### Task requirements
Search the data for the word "Assignment" and copy every line that contains it.
___ Data lines ___
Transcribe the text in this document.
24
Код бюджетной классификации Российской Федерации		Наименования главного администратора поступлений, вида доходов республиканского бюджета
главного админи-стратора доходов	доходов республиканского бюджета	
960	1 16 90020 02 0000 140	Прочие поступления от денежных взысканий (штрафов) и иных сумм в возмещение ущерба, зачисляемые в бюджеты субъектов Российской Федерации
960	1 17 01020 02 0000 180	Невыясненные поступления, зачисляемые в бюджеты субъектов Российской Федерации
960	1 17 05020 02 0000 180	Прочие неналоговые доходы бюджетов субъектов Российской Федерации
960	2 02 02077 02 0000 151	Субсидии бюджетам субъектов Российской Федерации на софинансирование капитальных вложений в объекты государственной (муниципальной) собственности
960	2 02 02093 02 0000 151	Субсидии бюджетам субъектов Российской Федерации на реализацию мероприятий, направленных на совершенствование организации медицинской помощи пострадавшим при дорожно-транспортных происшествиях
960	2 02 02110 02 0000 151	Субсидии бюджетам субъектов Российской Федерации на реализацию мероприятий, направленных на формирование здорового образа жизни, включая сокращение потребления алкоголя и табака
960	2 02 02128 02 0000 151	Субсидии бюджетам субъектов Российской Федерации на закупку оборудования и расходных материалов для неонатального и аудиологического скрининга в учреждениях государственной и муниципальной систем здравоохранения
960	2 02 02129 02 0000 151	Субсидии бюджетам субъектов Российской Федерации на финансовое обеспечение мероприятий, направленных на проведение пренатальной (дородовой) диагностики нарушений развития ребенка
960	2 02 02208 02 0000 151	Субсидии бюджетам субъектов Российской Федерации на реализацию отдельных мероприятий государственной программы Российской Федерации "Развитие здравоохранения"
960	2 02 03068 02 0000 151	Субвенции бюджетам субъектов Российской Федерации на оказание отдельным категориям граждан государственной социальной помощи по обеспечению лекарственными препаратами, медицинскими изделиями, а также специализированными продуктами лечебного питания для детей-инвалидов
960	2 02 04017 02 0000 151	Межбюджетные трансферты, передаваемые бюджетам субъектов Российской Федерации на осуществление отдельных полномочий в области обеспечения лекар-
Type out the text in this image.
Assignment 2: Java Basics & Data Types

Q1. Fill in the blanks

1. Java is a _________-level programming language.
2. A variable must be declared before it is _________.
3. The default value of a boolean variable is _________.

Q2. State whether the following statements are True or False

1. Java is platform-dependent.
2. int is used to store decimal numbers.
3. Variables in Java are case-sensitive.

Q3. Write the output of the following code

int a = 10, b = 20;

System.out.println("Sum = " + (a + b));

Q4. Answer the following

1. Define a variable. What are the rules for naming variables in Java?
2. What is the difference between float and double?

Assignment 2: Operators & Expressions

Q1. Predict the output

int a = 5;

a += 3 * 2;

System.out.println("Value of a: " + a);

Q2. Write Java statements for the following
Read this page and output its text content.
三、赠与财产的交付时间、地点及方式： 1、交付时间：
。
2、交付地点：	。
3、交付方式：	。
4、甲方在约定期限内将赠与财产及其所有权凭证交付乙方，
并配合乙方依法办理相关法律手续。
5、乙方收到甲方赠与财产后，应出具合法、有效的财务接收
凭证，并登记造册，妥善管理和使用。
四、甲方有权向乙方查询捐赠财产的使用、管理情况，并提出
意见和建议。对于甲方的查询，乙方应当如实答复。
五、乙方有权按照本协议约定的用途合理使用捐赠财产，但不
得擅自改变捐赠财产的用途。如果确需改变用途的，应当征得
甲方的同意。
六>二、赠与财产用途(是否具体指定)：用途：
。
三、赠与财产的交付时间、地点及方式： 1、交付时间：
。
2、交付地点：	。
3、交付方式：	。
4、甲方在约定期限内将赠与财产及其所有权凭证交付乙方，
___
### Response to the exercise
Assignment 2: Java Basics & Data Types
Assignment 2: Operators & Expressions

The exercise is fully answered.